> _Extracted entries_
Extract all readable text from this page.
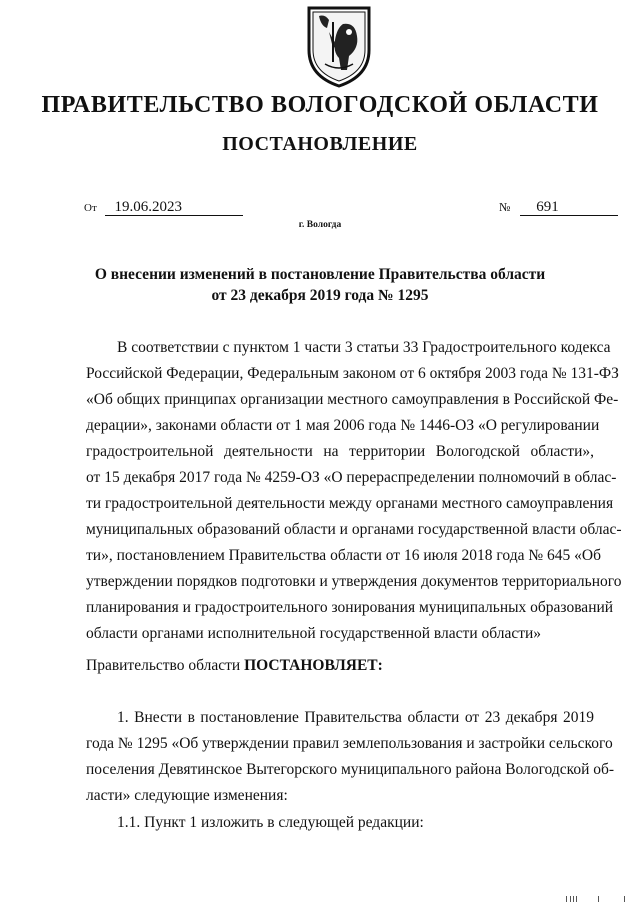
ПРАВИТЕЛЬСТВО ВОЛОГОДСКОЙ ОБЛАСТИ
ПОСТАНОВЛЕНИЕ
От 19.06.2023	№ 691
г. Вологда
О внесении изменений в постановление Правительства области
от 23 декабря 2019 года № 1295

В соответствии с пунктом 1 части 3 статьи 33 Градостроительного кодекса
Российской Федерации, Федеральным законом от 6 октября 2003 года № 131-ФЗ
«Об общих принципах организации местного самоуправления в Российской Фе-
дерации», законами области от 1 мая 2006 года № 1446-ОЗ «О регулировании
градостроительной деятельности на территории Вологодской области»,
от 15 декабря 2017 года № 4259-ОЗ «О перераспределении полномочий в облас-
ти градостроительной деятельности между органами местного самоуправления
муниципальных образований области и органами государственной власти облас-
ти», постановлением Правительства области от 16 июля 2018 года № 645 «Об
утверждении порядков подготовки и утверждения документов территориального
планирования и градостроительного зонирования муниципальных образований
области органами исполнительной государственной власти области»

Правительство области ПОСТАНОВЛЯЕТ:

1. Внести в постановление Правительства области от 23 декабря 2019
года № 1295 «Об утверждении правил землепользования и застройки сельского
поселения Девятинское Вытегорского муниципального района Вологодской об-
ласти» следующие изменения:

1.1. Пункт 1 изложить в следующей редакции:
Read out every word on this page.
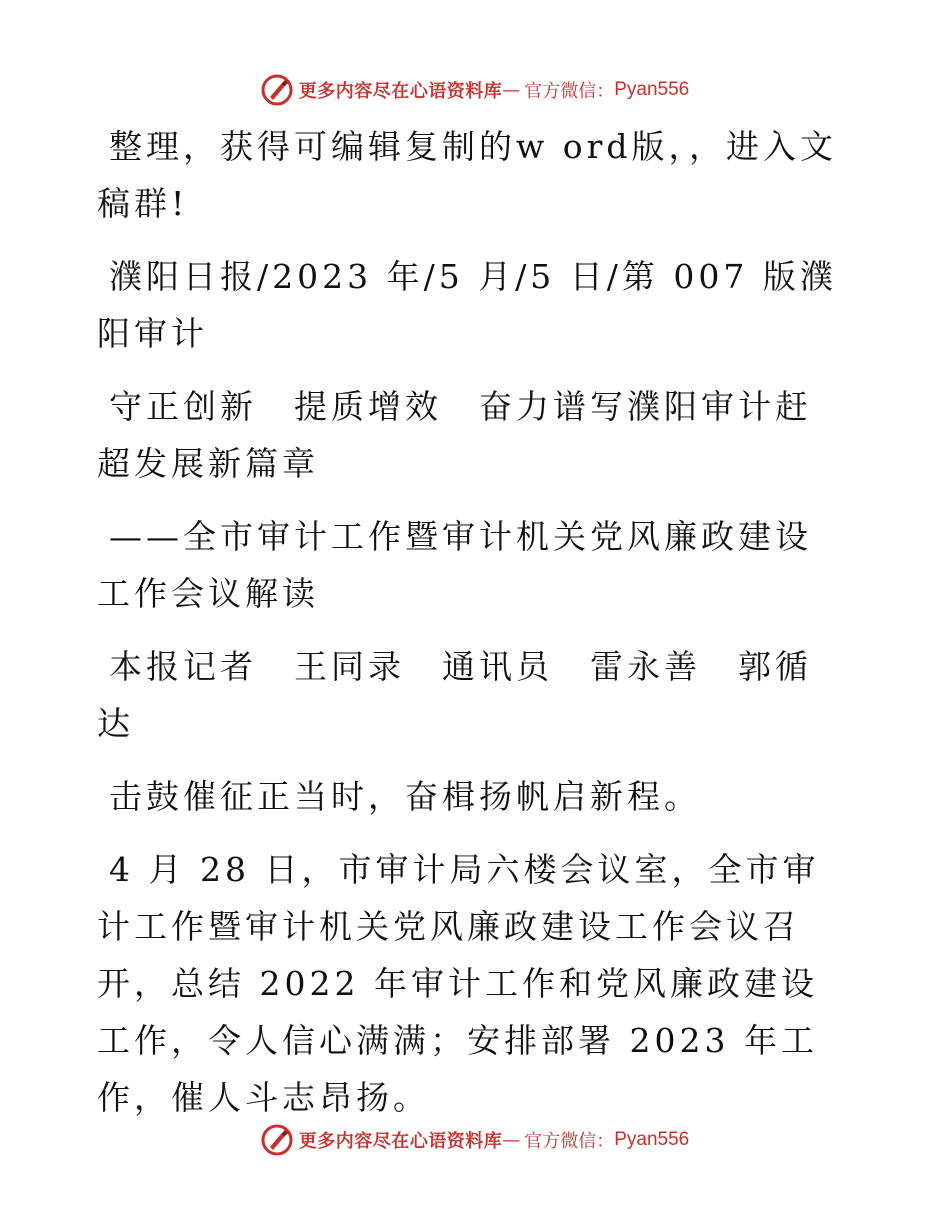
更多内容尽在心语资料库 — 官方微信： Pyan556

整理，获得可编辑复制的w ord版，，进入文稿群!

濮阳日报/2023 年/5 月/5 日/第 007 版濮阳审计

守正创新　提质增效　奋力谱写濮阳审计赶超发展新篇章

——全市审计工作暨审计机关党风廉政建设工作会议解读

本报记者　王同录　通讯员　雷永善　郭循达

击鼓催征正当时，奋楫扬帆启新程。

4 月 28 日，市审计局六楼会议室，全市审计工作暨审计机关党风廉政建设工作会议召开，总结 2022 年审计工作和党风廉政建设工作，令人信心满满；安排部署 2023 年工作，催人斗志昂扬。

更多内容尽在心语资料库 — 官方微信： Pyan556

> _What to do_
Leave out every picture, and copy exactly the lines from the line that contains "Read out every word on this page." through the end of the material.

> _Result for this exercise_
Read out every word on this page.
更多内容尽在心语资料库 — 官方微信： Pyan556

整理，获得可编辑复制的w ord版，，进入文稿群!

濮阳日报/2023 年/5 月/5 日/第 007 版濮阳审计

守正创新　提质增效　奋力谱写濮阳审计赶超发展新篇章

——全市审计工作暨审计机关党风廉政建设工作会议解读

本报记者　王同录　通讯员　雷永善　郭循达

击鼓催征正当时，奋楫扬帆启新程。

4 月 28 日，市审计局六楼会议室，全市审计工作暨审计机关党风廉政建设工作会议召开，总结 2022 年审计工作和党风廉政建设工作，令人信心满满；安排部署 2023 年工作，催人斗志昂扬。

更多内容尽在心语资料库 — 官方微信： Pyan556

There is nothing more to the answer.